Look through the material below and count the lines with the string "Губернатор". Report only the count.
____ LISTING
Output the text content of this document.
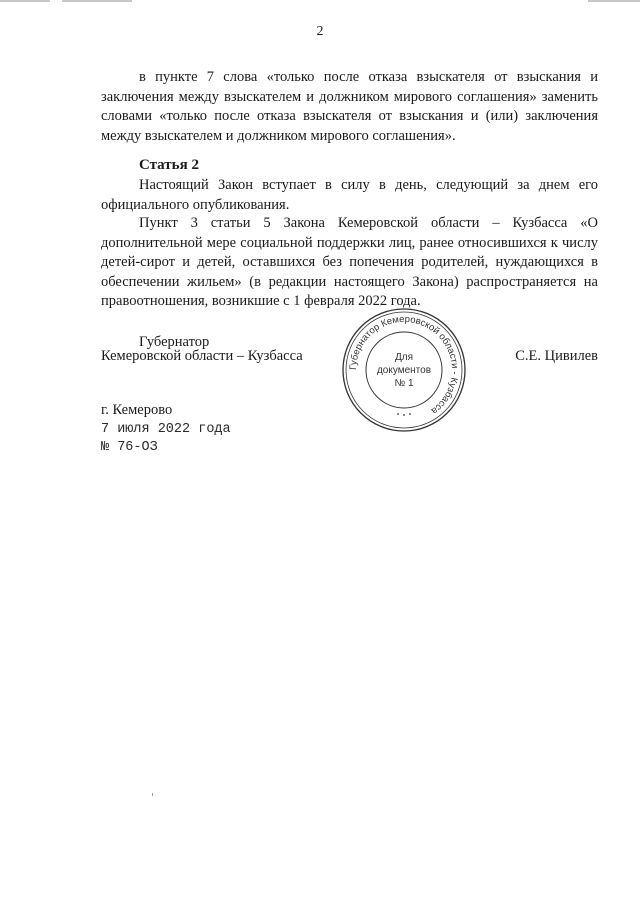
2

в пункте 7 слова «только после отказа взыскателя от взыскания и заключения между взыскателем и должником мирового соглашения» заменить словами «только после отказа взыскателя от взыскания и (или) заключения между взыскателем и должником мирового соглашения».

Статья 2

Настоящий Закон вступает в силу в день, следующий за днем его официального опубликования.

Пункт 3 статьи 5 Закона Кемеровской области – Кузбасса «О дополнительной мере социальной поддержки лиц, ранее относившихся к числу детей-сирот и детей, оставшихся без попечения родителей, нуждающихся в обеспечении жильем» (в редакции настоящего Закона) распространяется на правоотношения, возникшие с 1 февраля 2022 года.

Губернатор
Кемеровской области – Кузбасса	С.Е. Цивилев
Губернатор Кемеровской области - Кузбасса
Для
документов
№ 1
г. Кемерово
7 июля 2022 года
№ 76-ОЗ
________
EXERCISE ANSWER ::
2